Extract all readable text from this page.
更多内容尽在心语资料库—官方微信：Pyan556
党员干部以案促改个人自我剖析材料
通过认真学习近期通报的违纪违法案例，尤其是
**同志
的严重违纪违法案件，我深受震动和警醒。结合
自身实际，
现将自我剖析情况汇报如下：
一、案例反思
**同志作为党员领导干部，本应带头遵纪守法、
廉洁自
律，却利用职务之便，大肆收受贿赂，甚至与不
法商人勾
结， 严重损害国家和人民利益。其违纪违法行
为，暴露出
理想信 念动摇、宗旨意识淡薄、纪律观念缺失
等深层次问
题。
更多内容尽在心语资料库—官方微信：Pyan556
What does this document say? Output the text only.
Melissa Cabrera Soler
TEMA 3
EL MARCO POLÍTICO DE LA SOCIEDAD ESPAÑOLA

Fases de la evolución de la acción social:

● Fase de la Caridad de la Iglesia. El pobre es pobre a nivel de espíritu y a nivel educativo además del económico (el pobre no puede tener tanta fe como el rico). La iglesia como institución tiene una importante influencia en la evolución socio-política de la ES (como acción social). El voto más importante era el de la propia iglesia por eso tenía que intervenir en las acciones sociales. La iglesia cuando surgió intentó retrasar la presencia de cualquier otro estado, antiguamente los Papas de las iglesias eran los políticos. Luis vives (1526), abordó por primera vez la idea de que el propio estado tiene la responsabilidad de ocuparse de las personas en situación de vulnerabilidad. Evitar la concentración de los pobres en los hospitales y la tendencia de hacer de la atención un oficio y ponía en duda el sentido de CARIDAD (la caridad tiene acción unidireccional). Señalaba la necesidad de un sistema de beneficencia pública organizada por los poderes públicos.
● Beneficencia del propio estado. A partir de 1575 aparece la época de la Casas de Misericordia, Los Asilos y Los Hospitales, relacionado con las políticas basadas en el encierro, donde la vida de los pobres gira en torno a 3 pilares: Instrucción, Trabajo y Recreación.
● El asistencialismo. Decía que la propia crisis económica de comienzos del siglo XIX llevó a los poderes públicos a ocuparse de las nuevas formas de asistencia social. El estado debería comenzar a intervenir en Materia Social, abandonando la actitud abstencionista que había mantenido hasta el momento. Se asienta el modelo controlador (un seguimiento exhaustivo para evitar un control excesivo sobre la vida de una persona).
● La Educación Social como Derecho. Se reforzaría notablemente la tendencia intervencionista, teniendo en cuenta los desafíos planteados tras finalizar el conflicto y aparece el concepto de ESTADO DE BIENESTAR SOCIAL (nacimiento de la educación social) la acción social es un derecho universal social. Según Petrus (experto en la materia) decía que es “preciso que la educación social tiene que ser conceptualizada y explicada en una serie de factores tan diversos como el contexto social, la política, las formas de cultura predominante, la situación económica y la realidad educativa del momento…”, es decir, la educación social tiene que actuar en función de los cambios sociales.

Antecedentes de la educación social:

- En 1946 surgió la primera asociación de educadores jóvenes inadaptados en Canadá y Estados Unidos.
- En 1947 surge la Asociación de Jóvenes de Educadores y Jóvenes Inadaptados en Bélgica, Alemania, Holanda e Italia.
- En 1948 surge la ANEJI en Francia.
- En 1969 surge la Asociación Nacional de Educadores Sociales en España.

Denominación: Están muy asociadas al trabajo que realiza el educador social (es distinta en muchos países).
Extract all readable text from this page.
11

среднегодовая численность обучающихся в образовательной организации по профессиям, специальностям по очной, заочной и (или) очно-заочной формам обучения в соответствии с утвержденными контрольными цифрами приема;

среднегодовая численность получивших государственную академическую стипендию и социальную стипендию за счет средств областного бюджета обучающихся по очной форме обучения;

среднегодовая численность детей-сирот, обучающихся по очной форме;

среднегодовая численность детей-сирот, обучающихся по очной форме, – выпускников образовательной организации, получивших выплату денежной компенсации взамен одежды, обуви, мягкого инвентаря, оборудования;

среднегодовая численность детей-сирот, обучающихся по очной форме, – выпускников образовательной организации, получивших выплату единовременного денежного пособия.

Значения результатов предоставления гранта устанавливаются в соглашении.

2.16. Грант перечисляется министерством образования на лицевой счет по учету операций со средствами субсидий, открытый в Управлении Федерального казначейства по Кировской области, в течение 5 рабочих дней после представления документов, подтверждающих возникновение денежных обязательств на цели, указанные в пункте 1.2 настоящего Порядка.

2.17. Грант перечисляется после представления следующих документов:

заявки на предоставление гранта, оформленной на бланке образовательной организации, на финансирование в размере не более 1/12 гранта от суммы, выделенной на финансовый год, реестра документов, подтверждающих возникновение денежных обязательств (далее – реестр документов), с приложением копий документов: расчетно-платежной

○ ○ ○ ○

- [GIVEN INSTRUCTION] The records above should be duplicated in full, exactly as given.

- [EXERCISE RESULT]
Extract all readable text from this page.
更多内容尽在心语资料库—官方微信：Pyan556
党员干部以案促改个人自我剖析材料
通过认真学习近期通报的违纪违法案例，尤其是
**同志
的严重违纪违法案件，我深受震动和警醒。结合
自身实际，
现将自我剖析情况汇报如下：
一、案例反思
**同志作为党员领导干部，本应带头遵纪守法、
廉洁自
律，却利用职务之便，大肆收受贿赂，甚至与不
法商人勾
结， 严重损害国家和人民利益。其违纪违法行
为，暴露出
理想信 念动摇、宗旨意识淡薄、纪律观念缺失
等深层次问
题。
更多内容尽在心语资料库—官方微信：Pyan556
What does this document say? Output the text only.
Melissa Cabrera Soler
TEMA 3
EL MARCO POLÍTICO DE LA SOCIEDAD ESPAÑOLA

Fases de la evolución de la acción social:

● Fase de la Caridad de la Iglesia. El pobre es pobre a nivel de espíritu y a nivel educativo además del económico (el pobre no puede tener tanta fe como el rico). La iglesia como institución tiene una importante influencia en la evolución socio-política de la ES (como acción social). El voto más importante era el de la propia iglesia por eso tenía que intervenir en las acciones sociales. La iglesia cuando surgió intentó retrasar la presencia de cualquier otro estado, antiguamente los Papas de las iglesias eran los políticos. Luis vives (1526), abordó por primera vez la idea de que el propio estado tiene la responsabilidad de ocuparse de las personas en situación de vulnerabilidad. Evitar la concentración de los pobres en los hospitales y la tendencia de hacer de la atención un oficio y ponía en duda el sentido de CARIDAD (la caridad tiene acción unidireccional). Señalaba la necesidad de un sistema de beneficencia pública organizada por los poderes públicos.
● Beneficencia del propio estado. A partir de 1575 aparece la época de la Casas de Misericordia, Los Asilos y Los Hospitales, relacionado con las políticas basadas en el encierro, donde la vida de los pobres gira en torno a 3 pilares: Instrucción, Trabajo y Recreación.
● El asistencialismo. Decía que la propia crisis económica de comienzos del siglo XIX llevó a los poderes públicos a ocuparse de las nuevas formas de asistencia social. El estado debería comenzar a intervenir en Materia Social, abandonando la actitud abstencionista que había mantenido hasta el momento. Se asienta el modelo controlador (un seguimiento exhaustivo para evitar un control excesivo sobre la vida de una persona).
● La Educación Social como Derecho. Se reforzaría notablemente la tendencia intervencionista, teniendo en cuenta los desafíos planteados tras finalizar el conflicto y aparece el concepto de ESTADO DE BIENESTAR SOCIAL (nacimiento de la educación social) la acción social es un derecho universal social. Según Petrus (experto en la materia) decía que es “preciso que la educación social tiene que ser conceptualizada y explicada en una serie de factores tan diversos como el contexto social, la política, las formas de cultura predominante, la situación económica y la realidad educativa del momento…”, es decir, la educación social tiene que actuar en función de los cambios sociales.

Antecedentes de la educación social:

- En 1946 surgió la primera asociación de educadores jóvenes inadaptados en Canadá y Estados Unidos.
- En 1947 surge la Asociación de Jóvenes de Educadores y Jóvenes Inadaptados en Bélgica, Alemania, Holanda e Italia.
- En 1948 surge la ANEJI en Francia.
- En 1969 surge la Asociación Nacional de Educadores Sociales en España.

Denominación: Están muy asociadas al trabajo que realiza el educador social (es distinta en muchos países).
Extract all readable text from this page.
11

среднегодовая численность обучающихся в образовательной организации по профессиям, специальностям по очной, заочной и (или) очно-заочной формам обучения в соответствии с утвержденными контрольными цифрами приема;

среднегодовая численность получивших государственную академическую стипендию и социальную стипендию за счет средств областного бюджета обучающихся по очной форме обучения;

среднегодовая численность детей-сирот, обучающихся по очной форме;

среднегодовая численность детей-сирот, обучающихся по очной форме, – выпускников образовательной организации, получивших выплату денежной компенсации взамен одежды, обуви, мягкого инвентаря, оборудования;

среднегодовая численность детей-сирот, обучающихся по очной форме, – выпускников образовательной организации, получивших выплату единовременного денежного пособия.

Значения результатов предоставления гранта устанавливаются в соглашении.

2.16. Грант перечисляется министерством образования на лицевой счет по учету операций со средствами субсидий, открытый в Управлении Федерального казначейства по Кировской области, в течение 5 рабочих дней после представления документов, подтверждающих возникновение денежных обязательств на цели, указанные в пункте 1.2 настоящего Порядка.

2.17. Грант перечисляется после представления следующих документов:

заявки на предоставление гранта, оформленной на бланке образовательной организации, на финансирование в размере не более 1/12 гранта от суммы, выделенной на финансовый год, реестра документов, подтверждающих возникновение денежных обязательств (далее – реестр документов), с приложением копий документов: расчетно-платежной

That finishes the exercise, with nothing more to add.